▶ TASK TO CARRY OUT
Show only lines that include "corazón".
----- SUPPLIED MATERIAL
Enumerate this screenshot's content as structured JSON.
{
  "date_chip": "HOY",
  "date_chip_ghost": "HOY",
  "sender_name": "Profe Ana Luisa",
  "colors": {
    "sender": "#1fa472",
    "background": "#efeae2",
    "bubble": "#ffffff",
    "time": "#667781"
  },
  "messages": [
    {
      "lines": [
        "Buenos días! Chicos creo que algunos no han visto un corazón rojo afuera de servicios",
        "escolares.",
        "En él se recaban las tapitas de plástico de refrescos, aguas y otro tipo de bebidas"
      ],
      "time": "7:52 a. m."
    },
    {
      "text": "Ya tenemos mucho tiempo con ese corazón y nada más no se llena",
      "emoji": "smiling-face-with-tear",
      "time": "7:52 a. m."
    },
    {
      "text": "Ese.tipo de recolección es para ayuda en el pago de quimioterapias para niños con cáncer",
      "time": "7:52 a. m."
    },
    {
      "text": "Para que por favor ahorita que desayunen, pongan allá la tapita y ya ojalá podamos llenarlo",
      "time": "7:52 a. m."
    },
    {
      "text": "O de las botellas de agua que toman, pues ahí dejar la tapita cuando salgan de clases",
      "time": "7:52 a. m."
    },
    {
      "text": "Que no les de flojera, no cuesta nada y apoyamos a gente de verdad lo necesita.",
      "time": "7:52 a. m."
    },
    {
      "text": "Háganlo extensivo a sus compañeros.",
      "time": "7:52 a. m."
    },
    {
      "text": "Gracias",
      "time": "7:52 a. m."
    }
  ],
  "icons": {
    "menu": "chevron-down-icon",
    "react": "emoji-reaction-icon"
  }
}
----------
▶ RESPONSE
        "Buenos días! Chicos creo que algunos no han visto un corazón rojo afuera de servicios",
      "text": "Ya tenemos mucho tiempo con ese corazón y nada más no se llena",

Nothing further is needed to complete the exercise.